▸ **What you have to do**:
Would you repeat the listing exactly but omit every picture?
-*-*-
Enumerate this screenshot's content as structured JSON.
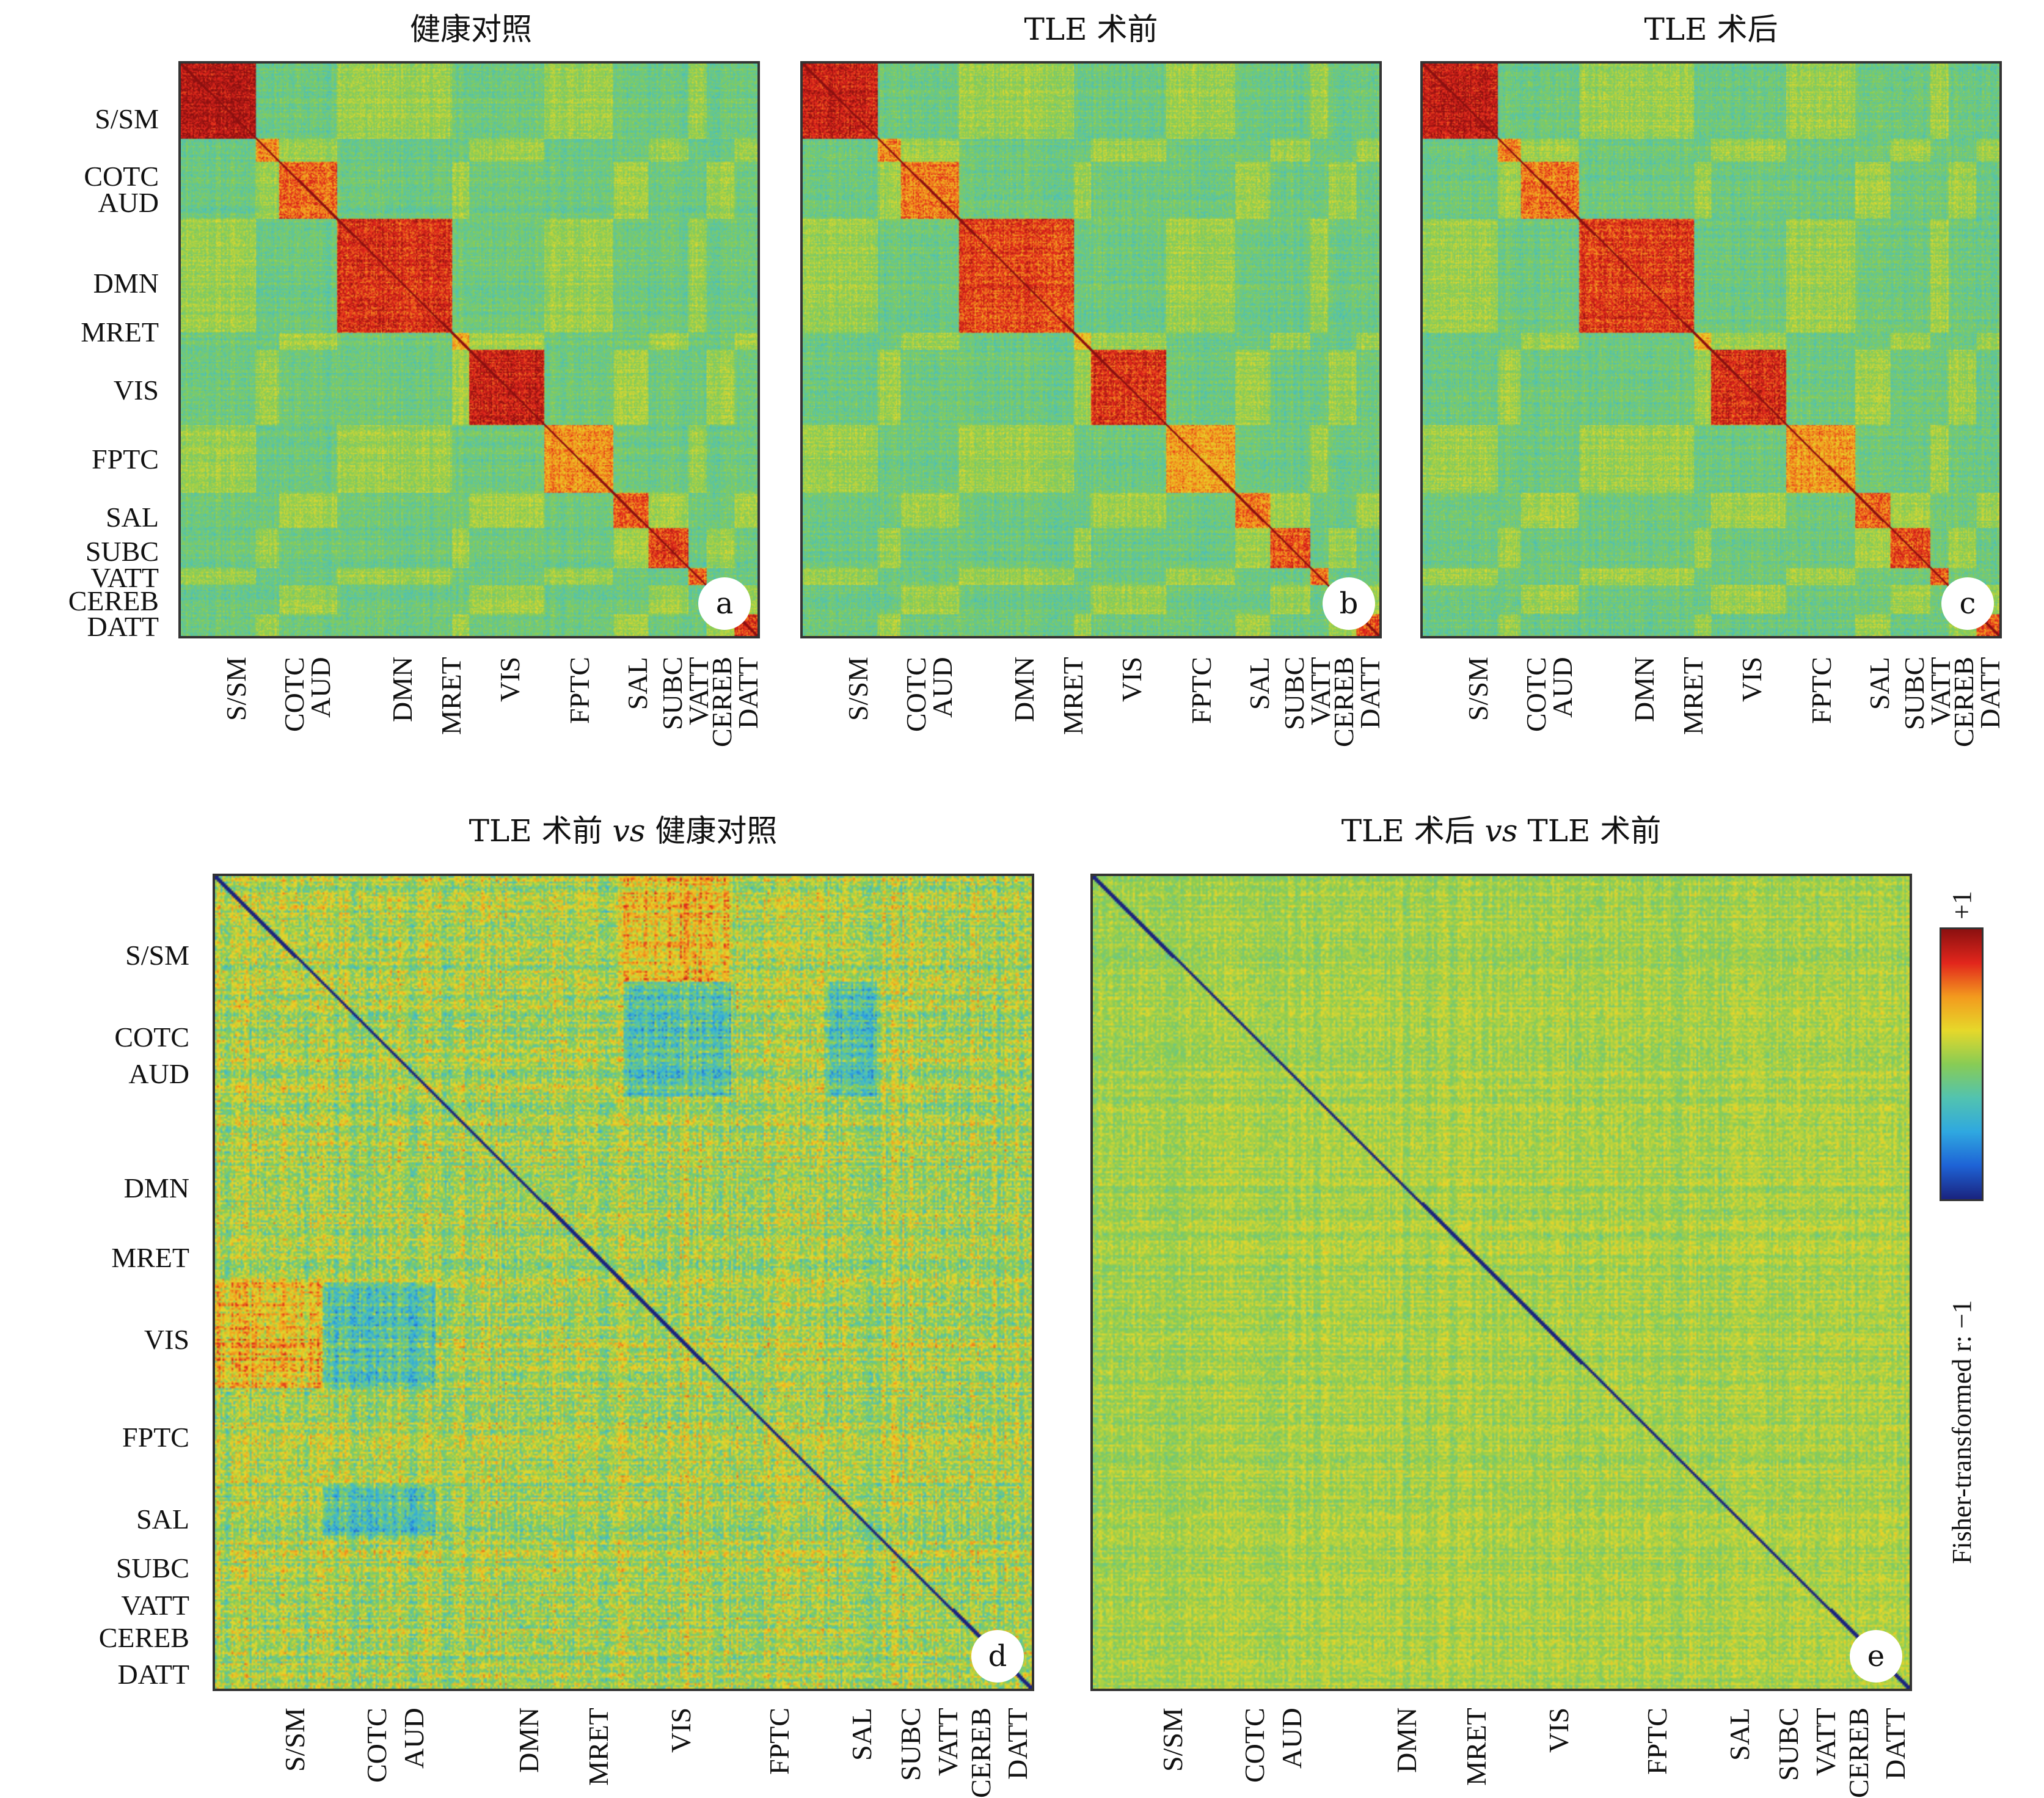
{
  "chart_data": [
    {
      "id": "a",
      "type": "heatmap",
      "title": "健康对照",
      "badge": "a",
      "ylabels": [
        "S/SM",
        "COTC",
        "AUD",
        "DMN",
        "MRET",
        "VIS",
        "FPTC",
        "SAL",
        "SUBC",
        "VATT",
        "CEREB",
        "DATT"
      ],
      "xlabels": [
        "S/SM",
        "COTC",
        "AUD",
        "DMN",
        "MRET",
        "VIS",
        "FPTC",
        "SAL",
        "SUBC",
        "VATT",
        "CEREB",
        "DATT"
      ],
      "blocks": [
        [
          0,
          0.13
        ],
        [
          0.13,
          0.17
        ],
        [
          0.17,
          0.27
        ],
        [
          0.27,
          0.47
        ],
        [
          0.47,
          0.5
        ],
        [
          0.5,
          0.63
        ],
        [
          0.63,
          0.75
        ],
        [
          0.75,
          0.81
        ],
        [
          0.81,
          0.88
        ],
        [
          0.88,
          0.91
        ],
        [
          0.91,
          0.96
        ],
        [
          0.96,
          1.0
        ]
      ],
      "diagonal": 1
    },
    {
      "id": "b",
      "type": "heatmap",
      "title": "TLE 术前",
      "badge": "b",
      "xlabels": [
        "S/SM",
        "COTC",
        "AUD",
        "DMN",
        "MRET",
        "VIS",
        "FPTC",
        "SAL",
        "SUBC",
        "VATT",
        "CEREB",
        "DATT"
      ],
      "diagonal": 1
    },
    {
      "id": "c",
      "type": "heatmap",
      "title": "TLE 术后",
      "badge": "c",
      "xlabels": [
        "S/SM",
        "COTC",
        "AUD",
        "DMN",
        "MRET",
        "VIS",
        "FPTC",
        "SAL",
        "SUBC",
        "VATT",
        "CEREB",
        "DATT"
      ],
      "diagonal": 1
    },
    {
      "id": "d",
      "type": "heatmap",
      "title": "TLE 术前 vs 健康对照",
      "title_parts": [
        "TLE 术前 ",
        "vs",
        " 健康对照"
      ],
      "badge": "d",
      "ylabels": [
        "S/SM",
        "COTC",
        "AUD",
        "DMN",
        "MRET",
        "VIS",
        "FPTC",
        "SAL",
        "SUBC",
        "VATT",
        "CEREB",
        "DATT"
      ],
      "xlabels": [
        "S/SM",
        "COTC",
        "AUD",
        "DMN",
        "MRET",
        "VIS",
        "FPTC",
        "SAL",
        "SUBC",
        "VATT",
        "CEREB",
        "DATT"
      ],
      "diagonal": -1
    },
    {
      "id": "e",
      "type": "heatmap",
      "title": "TLE 术后 vs TLE 术前",
      "title_parts": [
        "TLE 术后 ",
        "vs",
        " TLE 术前"
      ],
      "badge": "e",
      "xlabels": [
        "S/SM",
        "COTC",
        "AUD",
        "DMN",
        "MRET",
        "VIS",
        "FPTC",
        "SAL",
        "SUBC",
        "VATT",
        "CEREB",
        "DATT"
      ],
      "diagonal": -1
    }
  ],
  "colorbar": {
    "label": "Fisher-transformed r: −1",
    "max_label": "+1",
    "range": [
      -1,
      1
    ],
    "colors": [
      "#1a237e",
      "#1e63d6",
      "#2fa8e0",
      "#52c3b0",
      "#88cc55",
      "#e6d82a",
      "#f39a1e",
      "#e2261c",
      "#8b1010"
    ]
  }
}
-*-*-
▸ **Solution for this exercise**:
Enumerate this screenshot's content as structured JSON.
{
  "chart_data": [
    {
      "id": "a",
      "type": "heatmap",
      "title": "健康对照",
      "badge": "a",
      "ylabels": [
        "S/SM",
        "COTC",
        "AUD",
        "DMN",
        "MRET",
        "VIS",
        "FPTC",
        "SAL",
        "SUBC",
        "VATT",
        "CEREB",
        "DATT"
      ],
      "xlabels": [
        "S/SM",
        "COTC",
        "AUD",
        "DMN",
        "MRET",
        "VIS",
        "FPTC",
        "SAL",
        "SUBC",
        "VATT",
        "CEREB",
        "DATT"
      ],
      "blocks": [
        [
          0,
          0.13
        ],
        [
          0.13,
          0.17
        ],
        [
          0.17,
          0.27
        ],
        [
          0.27,
          0.47
        ],
        [
          0.47,
          0.5
        ],
        [
          0.5,
          0.63
        ],
        [
          0.63,
          0.75
        ],
        [
          0.75,
          0.81
        ],
        [
          0.81,
          0.88
        ],
        [
          0.88,
          0.91
        ],
        [
          0.91,
          0.96
        ],
        [
          0.96,
          1.0
        ]
      ],
      "diagonal": 1
    },
    {
      "id": "b",
      "type": "heatmap",
      "title": "TLE 术前",
      "badge": "b",
      "xlabels": [
        "S/SM",
        "COTC",
        "AUD",
        "DMN",
        "MRET",
        "VIS",
        "FPTC",
        "SAL",
        "SUBC",
        "VATT",
        "CEREB",
        "DATT"
      ],
      "diagonal": 1
    },
    {
      "id": "c",
      "type": "heatmap",
      "title": "TLE 术后",
      "badge": "c",
      "xlabels": [
        "S/SM",
        "COTC",
        "AUD",
        "DMN",
        "MRET",
        "VIS",
        "FPTC",
        "SAL",
        "SUBC",
        "VATT",
        "CEREB",
        "DATT"
      ],
      "diagonal": 1
    },
    {
      "id": "d",
      "type": "heatmap",
      "title": "TLE 术前 vs 健康对照",
      "title_parts": [
        "TLE 术前 ",
        "vs",
        " 健康对照"
      ],
      "badge": "d",
      "ylabels": [
        "S/SM",
        "COTC",
        "AUD",
        "DMN",
        "MRET",
        "VIS",
        "FPTC",
        "SAL",
        "SUBC",
        "VATT",
        "CEREB",
        "DATT"
      ],
      "xlabels": [
        "S/SM",
        "COTC",
        "AUD",
        "DMN",
        "MRET",
        "VIS",
        "FPTC",
        "SAL",
        "SUBC",
        "VATT",
        "CEREB",
        "DATT"
      ],
      "diagonal": -1
    },
    {
      "id": "e",
      "type": "heatmap",
      "title": "TLE 术后 vs TLE 术前",
      "title_parts": [
        "TLE 术后 ",
        "vs",
        " TLE 术前"
      ],
      "badge": "e",
      "xlabels": [
        "S/SM",
        "COTC",
        "AUD",
        "DMN",
        "MRET",
        "VIS",
        "FPTC",
        "SAL",
        "SUBC",
        "VATT",
        "CEREB",
        "DATT"
      ],
      "diagonal": -1
    }
  ],
  "colorbar": {
    "label": "Fisher-transformed r: −1",
    "max_label": "+1",
    "range": [
      -1,
      1
    ],
    "colors": [
      "#1a237e",
      "#1e63d6",
      "#2fa8e0",
      "#52c3b0",
      "#88cc55",
      "#e6d82a",
      "#f39a1e",
      "#e2261c",
      "#8b1010"
    ]
  }
}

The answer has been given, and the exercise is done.